— START OF Extracted records —
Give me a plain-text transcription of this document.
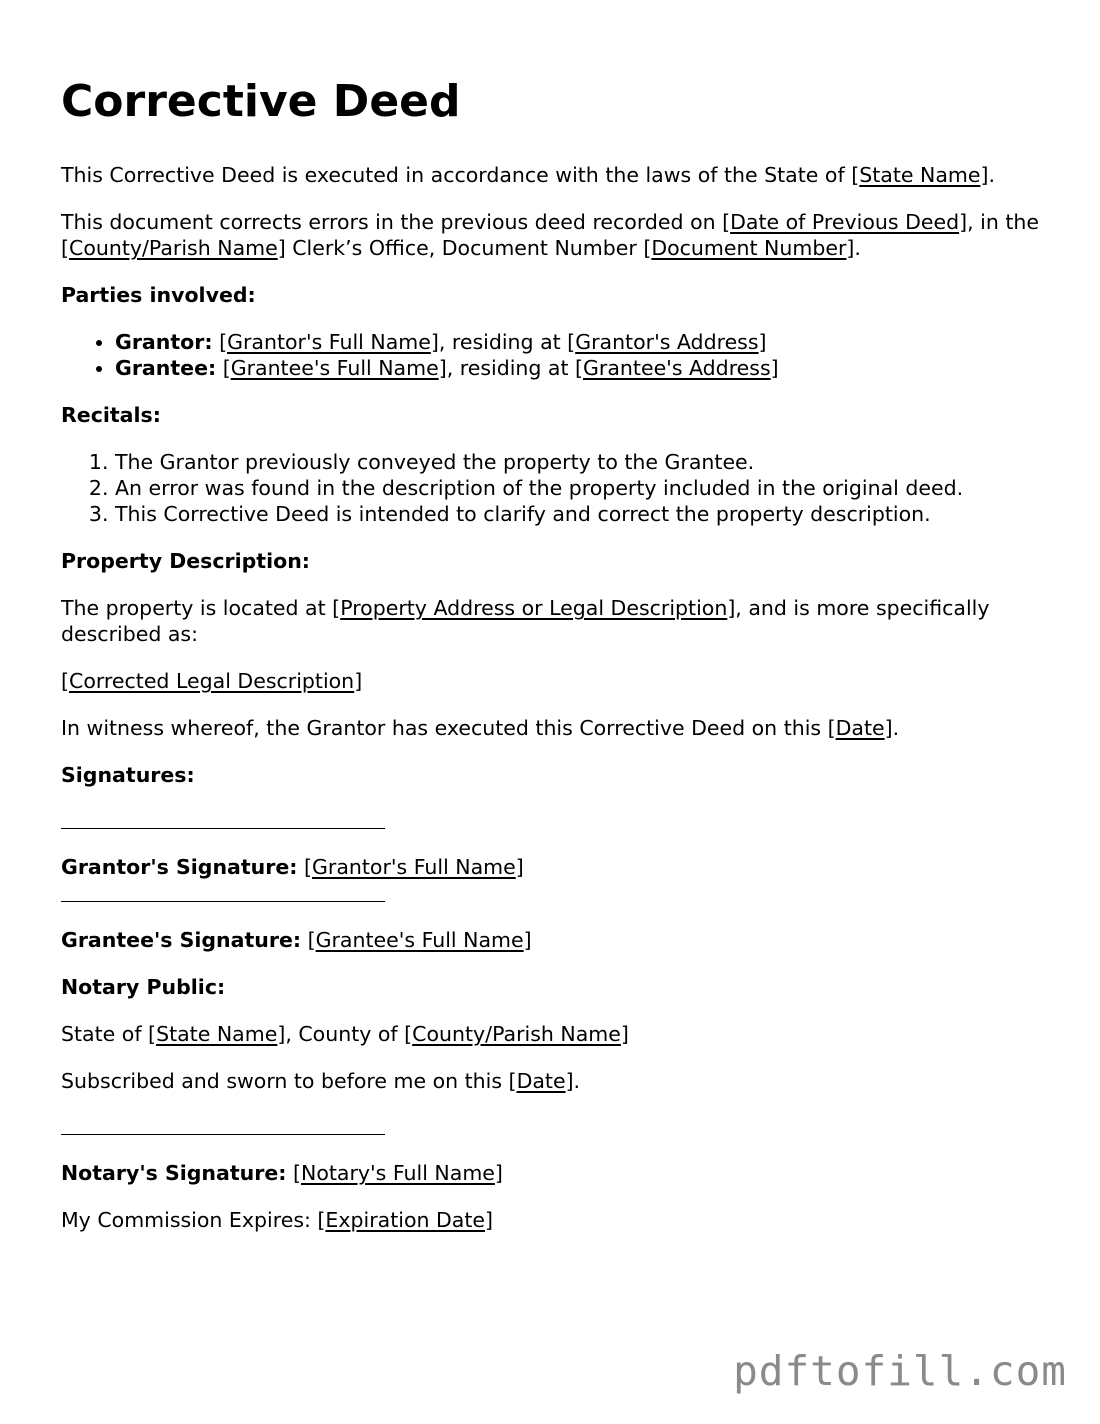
Corrective Deed

This Corrective Deed is executed in accordance with the laws of the State of [State Name].

This document corrects errors in the previous deed recorded on [Date of Previous Deed], in the [County/Parish Name] Clerk’s Office, Document Number [Document Number].

Parties involved:

• Grantor: [Grantor's Full Name], residing at [Grantor's Address]
• Grantee: [Grantee's Full Name], residing at [Grantee's Address]

Recitals:

1. The Grantor previously conveyed the property to the Grantee.
2. An error was found in the description of the property included in the original deed.
3. This Corrective Deed is intended to clarify and correct the property description.

Property Description:

The property is located at [Property Address or Legal Description], and is more specifically described as:

[Corrected Legal Description]

In witness whereof, the Grantor has executed this Corrective Deed on this [Date].

Signatures:

Grantor's Signature: [Grantor's Full Name]

Grantee's Signature: [Grantee's Full Name]

Notary Public:

State of [State Name], County of [County/Parish Name]

Subscribed and sworn to before me on this [Date].

Notary's Signature: [Notary's Full Name]

My Commission Expires: [Expiration Date]

pdftofill.com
— END OF Extracted records —
▶ _Given instruction_
Without the pictures, write out the whole listing above exactly as it appears.

▶ _Reply_
Give me a plain-text transcription of this document.
Corrective Deed

This Corrective Deed is executed in accordance with the laws of the State of [State Name].

This document corrects errors in the previous deed recorded on [Date of Previous Deed], in the [County/Parish Name] Clerk’s Office, Document Number [Document Number].

Parties involved:

• Grantor: [Grantor's Full Name], residing at [Grantor's Address]
• Grantee: [Grantee's Full Name], residing at [Grantee's Address]

Recitals:

1. The Grantor previously conveyed the property to the Grantee.
2. An error was found in the description of the property included in the original deed.
3. This Corrective Deed is intended to clarify and correct the property description.

Property Description:

The property is located at [Property Address or Legal Description], and is more specifically described as:

[Corrected Legal Description]

In witness whereof, the Grantor has executed this Corrective Deed on this [Date].

Signatures:

Grantor's Signature: [Grantor's Full Name]

Grantee's Signature: [Grantee's Full Name]

Notary Public:

State of [State Name], County of [County/Parish Name]

Subscribed and sworn to before me on this [Date].

Notary's Signature: [Notary's Full Name]

My Commission Expires: [Expiration Date]

pdftofill.com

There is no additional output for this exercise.